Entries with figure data
------

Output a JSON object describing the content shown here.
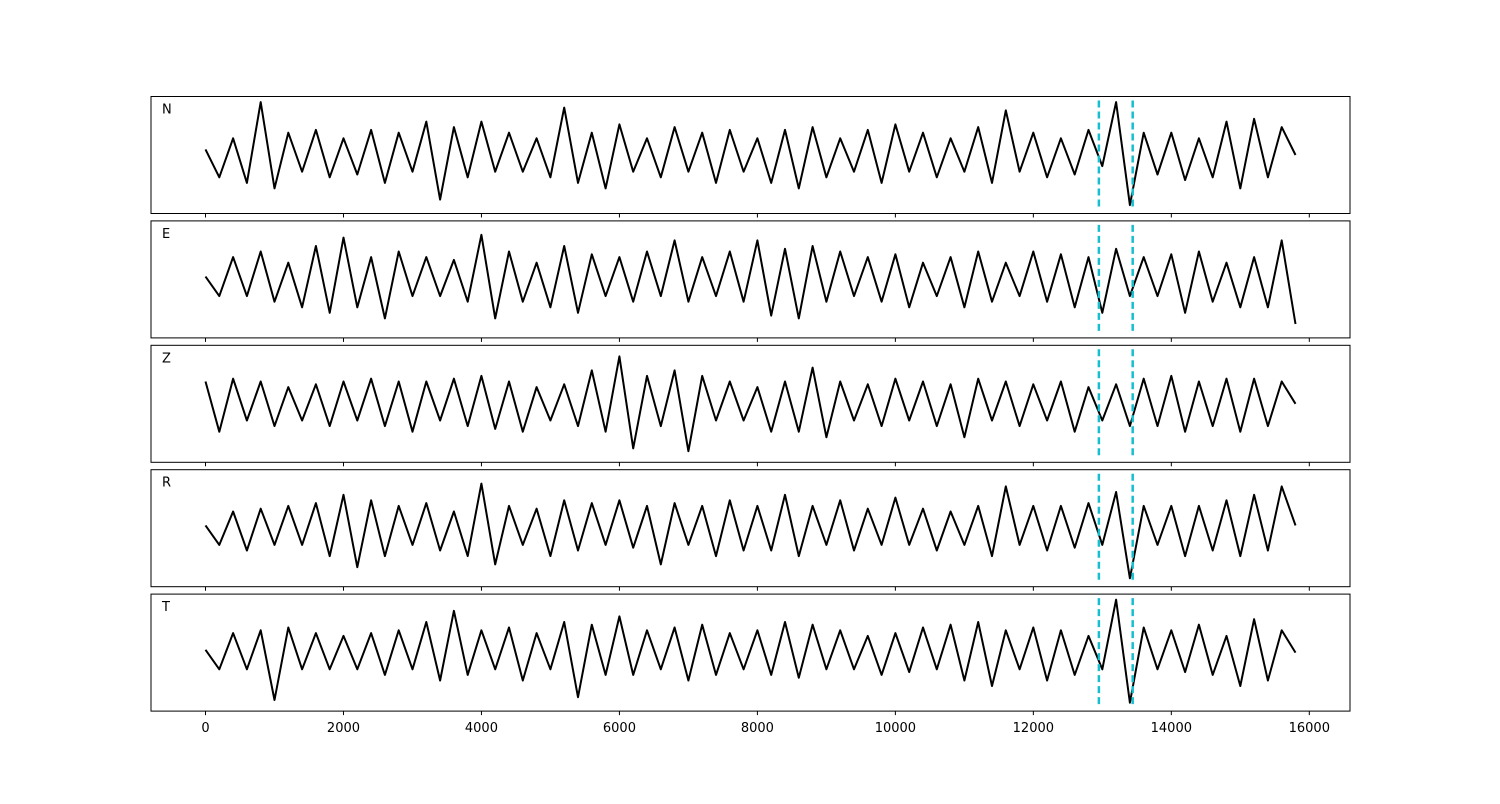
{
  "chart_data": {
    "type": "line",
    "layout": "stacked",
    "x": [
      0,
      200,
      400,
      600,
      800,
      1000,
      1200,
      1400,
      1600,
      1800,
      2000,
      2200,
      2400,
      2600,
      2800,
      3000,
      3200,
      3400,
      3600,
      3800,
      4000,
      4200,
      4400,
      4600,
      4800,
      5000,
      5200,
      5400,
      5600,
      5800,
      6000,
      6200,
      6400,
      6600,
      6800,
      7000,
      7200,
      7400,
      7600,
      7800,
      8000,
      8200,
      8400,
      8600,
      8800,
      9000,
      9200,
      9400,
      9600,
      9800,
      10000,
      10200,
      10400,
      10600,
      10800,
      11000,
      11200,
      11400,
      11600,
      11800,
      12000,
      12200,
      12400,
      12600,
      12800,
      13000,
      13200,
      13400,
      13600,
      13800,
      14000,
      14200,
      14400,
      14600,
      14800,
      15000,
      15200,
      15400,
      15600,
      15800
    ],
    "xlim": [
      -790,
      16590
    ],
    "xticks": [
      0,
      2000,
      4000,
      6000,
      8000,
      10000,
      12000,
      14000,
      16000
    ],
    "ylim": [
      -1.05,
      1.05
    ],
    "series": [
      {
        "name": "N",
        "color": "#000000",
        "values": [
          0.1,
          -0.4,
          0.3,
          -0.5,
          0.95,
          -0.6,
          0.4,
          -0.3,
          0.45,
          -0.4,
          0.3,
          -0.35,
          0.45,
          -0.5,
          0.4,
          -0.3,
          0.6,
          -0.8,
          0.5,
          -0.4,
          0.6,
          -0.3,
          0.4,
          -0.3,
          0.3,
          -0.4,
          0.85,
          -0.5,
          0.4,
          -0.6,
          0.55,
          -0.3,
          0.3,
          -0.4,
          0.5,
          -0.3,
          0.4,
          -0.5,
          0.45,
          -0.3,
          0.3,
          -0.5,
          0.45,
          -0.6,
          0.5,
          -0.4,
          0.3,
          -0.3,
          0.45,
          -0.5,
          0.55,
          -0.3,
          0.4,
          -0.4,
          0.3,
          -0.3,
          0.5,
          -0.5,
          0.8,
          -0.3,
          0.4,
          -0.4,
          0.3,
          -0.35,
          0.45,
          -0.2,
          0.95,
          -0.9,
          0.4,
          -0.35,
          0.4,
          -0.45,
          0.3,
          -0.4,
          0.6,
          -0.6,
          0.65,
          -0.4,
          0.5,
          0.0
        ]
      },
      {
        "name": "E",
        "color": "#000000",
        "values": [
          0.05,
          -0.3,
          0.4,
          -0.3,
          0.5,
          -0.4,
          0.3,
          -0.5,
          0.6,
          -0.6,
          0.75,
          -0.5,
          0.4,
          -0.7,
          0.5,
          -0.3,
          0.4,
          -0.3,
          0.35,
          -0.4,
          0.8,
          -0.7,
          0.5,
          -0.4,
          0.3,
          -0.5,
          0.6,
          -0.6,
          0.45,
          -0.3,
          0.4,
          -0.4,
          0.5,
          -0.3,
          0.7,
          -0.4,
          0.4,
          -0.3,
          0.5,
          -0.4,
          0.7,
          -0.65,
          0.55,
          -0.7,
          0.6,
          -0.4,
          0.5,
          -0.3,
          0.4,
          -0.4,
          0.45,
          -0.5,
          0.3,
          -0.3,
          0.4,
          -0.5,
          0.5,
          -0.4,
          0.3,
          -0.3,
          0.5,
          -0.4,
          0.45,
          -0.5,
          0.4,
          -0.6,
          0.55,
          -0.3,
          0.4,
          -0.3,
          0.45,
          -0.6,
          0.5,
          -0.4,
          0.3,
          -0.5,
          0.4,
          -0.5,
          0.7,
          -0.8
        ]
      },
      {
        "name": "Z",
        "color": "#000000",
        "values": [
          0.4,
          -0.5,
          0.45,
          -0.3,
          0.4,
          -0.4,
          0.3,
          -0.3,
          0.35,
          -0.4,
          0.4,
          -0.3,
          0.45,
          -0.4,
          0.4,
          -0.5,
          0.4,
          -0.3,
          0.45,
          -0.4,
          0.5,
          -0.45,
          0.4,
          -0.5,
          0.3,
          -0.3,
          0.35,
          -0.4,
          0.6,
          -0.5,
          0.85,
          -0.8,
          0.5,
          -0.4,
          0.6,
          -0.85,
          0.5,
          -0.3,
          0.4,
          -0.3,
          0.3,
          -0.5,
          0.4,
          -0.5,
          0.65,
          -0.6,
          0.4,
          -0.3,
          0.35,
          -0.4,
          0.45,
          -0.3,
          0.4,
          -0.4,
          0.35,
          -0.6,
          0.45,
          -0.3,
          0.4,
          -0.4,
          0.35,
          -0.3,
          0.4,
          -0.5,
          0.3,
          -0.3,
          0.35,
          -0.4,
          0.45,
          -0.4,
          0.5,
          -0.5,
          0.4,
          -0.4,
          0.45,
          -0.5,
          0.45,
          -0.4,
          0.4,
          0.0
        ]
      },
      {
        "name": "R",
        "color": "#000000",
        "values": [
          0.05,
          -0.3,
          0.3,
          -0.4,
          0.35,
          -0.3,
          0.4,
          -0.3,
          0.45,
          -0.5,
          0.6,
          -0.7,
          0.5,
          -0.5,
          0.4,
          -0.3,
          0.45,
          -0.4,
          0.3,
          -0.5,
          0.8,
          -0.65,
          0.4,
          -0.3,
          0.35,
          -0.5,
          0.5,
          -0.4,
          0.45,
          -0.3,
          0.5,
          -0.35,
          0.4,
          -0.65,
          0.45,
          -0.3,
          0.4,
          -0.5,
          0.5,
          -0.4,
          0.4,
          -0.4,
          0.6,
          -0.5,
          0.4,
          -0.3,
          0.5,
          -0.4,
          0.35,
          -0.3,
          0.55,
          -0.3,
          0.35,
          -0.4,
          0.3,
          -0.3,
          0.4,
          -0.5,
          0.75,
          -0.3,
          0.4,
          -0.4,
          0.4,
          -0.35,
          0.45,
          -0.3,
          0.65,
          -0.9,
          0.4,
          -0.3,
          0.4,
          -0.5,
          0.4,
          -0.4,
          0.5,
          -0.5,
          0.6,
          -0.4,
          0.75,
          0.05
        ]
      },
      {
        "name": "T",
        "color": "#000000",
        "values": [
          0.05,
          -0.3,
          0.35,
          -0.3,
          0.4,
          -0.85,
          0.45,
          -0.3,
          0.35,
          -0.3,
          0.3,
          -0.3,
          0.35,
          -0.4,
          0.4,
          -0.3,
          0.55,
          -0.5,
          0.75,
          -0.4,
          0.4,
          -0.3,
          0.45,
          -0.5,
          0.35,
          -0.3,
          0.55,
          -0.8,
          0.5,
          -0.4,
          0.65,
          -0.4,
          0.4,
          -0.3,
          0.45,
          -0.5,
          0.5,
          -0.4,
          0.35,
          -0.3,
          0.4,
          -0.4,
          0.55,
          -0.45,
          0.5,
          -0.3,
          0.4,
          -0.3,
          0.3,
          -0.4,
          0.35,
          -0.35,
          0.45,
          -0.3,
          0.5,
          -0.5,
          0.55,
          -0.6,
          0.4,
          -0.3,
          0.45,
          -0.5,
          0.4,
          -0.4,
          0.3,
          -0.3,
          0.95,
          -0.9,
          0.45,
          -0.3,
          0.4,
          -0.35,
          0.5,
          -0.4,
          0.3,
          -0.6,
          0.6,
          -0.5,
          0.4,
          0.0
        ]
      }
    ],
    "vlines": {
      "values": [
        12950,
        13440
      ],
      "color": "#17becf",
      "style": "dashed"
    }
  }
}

------

◆ EXERCISE DIRECTIONS:
Output the material word for word, omitting its pictures.

◆ TASK ANSWER:
Output a JSON object describing the content shown here.
{
  "chart_data": {
    "type": "line",
    "layout": "stacked",
    "x": [
      0,
      200,
      400,
      600,
      800,
      1000,
      1200,
      1400,
      1600,
      1800,
      2000,
      2200,
      2400,
      2600,
      2800,
      3000,
      3200,
      3400,
      3600,
      3800,
      4000,
      4200,
      4400,
      4600,
      4800,
      5000,
      5200,
      5400,
      5600,
      5800,
      6000,
      6200,
      6400,
      6600,
      6800,
      7000,
      7200,
      7400,
      7600,
      7800,
      8000,
      8200,
      8400,
      8600,
      8800,
      9000,
      9200,
      9400,
      9600,
      9800,
      10000,
      10200,
      10400,
      10600,
      10800,
      11000,
      11200,
      11400,
      11600,
      11800,
      12000,
      12200,
      12400,
      12600,
      12800,
      13000,
      13200,
      13400,
      13600,
      13800,
      14000,
      14200,
      14400,
      14600,
      14800,
      15000,
      15200,
      15400,
      15600,
      15800
    ],
    "xlim": [
      -790,
      16590
    ],
    "xticks": [
      0,
      2000,
      4000,
      6000,
      8000,
      10000,
      12000,
      14000,
      16000
    ],
    "ylim": [
      -1.05,
      1.05
    ],
    "series": [
      {
        "name": "N",
        "color": "#000000",
        "values": [
          0.1,
          -0.4,
          0.3,
          -0.5,
          0.95,
          -0.6,
          0.4,
          -0.3,
          0.45,
          -0.4,
          0.3,
          -0.35,
          0.45,
          -0.5,
          0.4,
          -0.3,
          0.6,
          -0.8,
          0.5,
          -0.4,
          0.6,
          -0.3,
          0.4,
          -0.3,
          0.3,
          -0.4,
          0.85,
          -0.5,
          0.4,
          -0.6,
          0.55,
          -0.3,
          0.3,
          -0.4,
          0.5,
          -0.3,
          0.4,
          -0.5,
          0.45,
          -0.3,
          0.3,
          -0.5,
          0.45,
          -0.6,
          0.5,
          -0.4,
          0.3,
          -0.3,
          0.45,
          -0.5,
          0.55,
          -0.3,
          0.4,
          -0.4,
          0.3,
          -0.3,
          0.5,
          -0.5,
          0.8,
          -0.3,
          0.4,
          -0.4,
          0.3,
          -0.35,
          0.45,
          -0.2,
          0.95,
          -0.9,
          0.4,
          -0.35,
          0.4,
          -0.45,
          0.3,
          -0.4,
          0.6,
          -0.6,
          0.65,
          -0.4,
          0.5,
          0.0
        ]
      },
      {
        "name": "E",
        "color": "#000000",
        "values": [
          0.05,
          -0.3,
          0.4,
          -0.3,
          0.5,
          -0.4,
          0.3,
          -0.5,
          0.6,
          -0.6,
          0.75,
          -0.5,
          0.4,
          -0.7,
          0.5,
          -0.3,
          0.4,
          -0.3,
          0.35,
          -0.4,
          0.8,
          -0.7,
          0.5,
          -0.4,
          0.3,
          -0.5,
          0.6,
          -0.6,
          0.45,
          -0.3,
          0.4,
          -0.4,
          0.5,
          -0.3,
          0.7,
          -0.4,
          0.4,
          -0.3,
          0.5,
          -0.4,
          0.7,
          -0.65,
          0.55,
          -0.7,
          0.6,
          -0.4,
          0.5,
          -0.3,
          0.4,
          -0.4,
          0.45,
          -0.5,
          0.3,
          -0.3,
          0.4,
          -0.5,
          0.5,
          -0.4,
          0.3,
          -0.3,
          0.5,
          -0.4,
          0.45,
          -0.5,
          0.4,
          -0.6,
          0.55,
          -0.3,
          0.4,
          -0.3,
          0.45,
          -0.6,
          0.5,
          -0.4,
          0.3,
          -0.5,
          0.4,
          -0.5,
          0.7,
          -0.8
        ]
      },
      {
        "name": "Z",
        "color": "#000000",
        "values": [
          0.4,
          -0.5,
          0.45,
          -0.3,
          0.4,
          -0.4,
          0.3,
          -0.3,
          0.35,
          -0.4,
          0.4,
          -0.3,
          0.45,
          -0.4,
          0.4,
          -0.5,
          0.4,
          -0.3,
          0.45,
          -0.4,
          0.5,
          -0.45,
          0.4,
          -0.5,
          0.3,
          -0.3,
          0.35,
          -0.4,
          0.6,
          -0.5,
          0.85,
          -0.8,
          0.5,
          -0.4,
          0.6,
          -0.85,
          0.5,
          -0.3,
          0.4,
          -0.3,
          0.3,
          -0.5,
          0.4,
          -0.5,
          0.65,
          -0.6,
          0.4,
          -0.3,
          0.35,
          -0.4,
          0.45,
          -0.3,
          0.4,
          -0.4,
          0.35,
          -0.6,
          0.45,
          -0.3,
          0.4,
          -0.4,
          0.35,
          -0.3,
          0.4,
          -0.5,
          0.3,
          -0.3,
          0.35,
          -0.4,
          0.45,
          -0.4,
          0.5,
          -0.5,
          0.4,
          -0.4,
          0.45,
          -0.5,
          0.45,
          -0.4,
          0.4,
          0.0
        ]
      },
      {
        "name": "R",
        "color": "#000000",
        "values": [
          0.05,
          -0.3,
          0.3,
          -0.4,
          0.35,
          -0.3,
          0.4,
          -0.3,
          0.45,
          -0.5,
          0.6,
          -0.7,
          0.5,
          -0.5,
          0.4,
          -0.3,
          0.45,
          -0.4,
          0.3,
          -0.5,
          0.8,
          -0.65,
          0.4,
          -0.3,
          0.35,
          -0.5,
          0.5,
          -0.4,
          0.45,
          -0.3,
          0.5,
          -0.35,
          0.4,
          -0.65,
          0.45,
          -0.3,
          0.4,
          -0.5,
          0.5,
          -0.4,
          0.4,
          -0.4,
          0.6,
          -0.5,
          0.4,
          -0.3,
          0.5,
          -0.4,
          0.35,
          -0.3,
          0.55,
          -0.3,
          0.35,
          -0.4,
          0.3,
          -0.3,
          0.4,
          -0.5,
          0.75,
          -0.3,
          0.4,
          -0.4,
          0.4,
          -0.35,
          0.45,
          -0.3,
          0.65,
          -0.9,
          0.4,
          -0.3,
          0.4,
          -0.5,
          0.4,
          -0.4,
          0.5,
          -0.5,
          0.6,
          -0.4,
          0.75,
          0.05
        ]
      },
      {
        "name": "T",
        "color": "#000000",
        "values": [
          0.05,
          -0.3,
          0.35,
          -0.3,
          0.4,
          -0.85,
          0.45,
          -0.3,
          0.35,
          -0.3,
          0.3,
          -0.3,
          0.35,
          -0.4,
          0.4,
          -0.3,
          0.55,
          -0.5,
          0.75,
          -0.4,
          0.4,
          -0.3,
          0.45,
          -0.5,
          0.35,
          -0.3,
          0.55,
          -0.8,
          0.5,
          -0.4,
          0.65,
          -0.4,
          0.4,
          -0.3,
          0.45,
          -0.5,
          0.5,
          -0.4,
          0.35,
          -0.3,
          0.4,
          -0.4,
          0.55,
          -0.45,
          0.5,
          -0.3,
          0.4,
          -0.3,
          0.3,
          -0.4,
          0.35,
          -0.35,
          0.45,
          -0.3,
          0.5,
          -0.5,
          0.55,
          -0.6,
          0.4,
          -0.3,
          0.45,
          -0.5,
          0.4,
          -0.4,
          0.3,
          -0.3,
          0.95,
          -0.9,
          0.45,
          -0.3,
          0.4,
          -0.35,
          0.5,
          -0.4,
          0.3,
          -0.6,
          0.6,
          -0.5,
          0.4,
          0.0
        ]
      }
    ],
    "vlines": {
      "values": [
        12950,
        13440
      ],
      "color": "#17becf",
      "style": "dashed"
    }
  }
}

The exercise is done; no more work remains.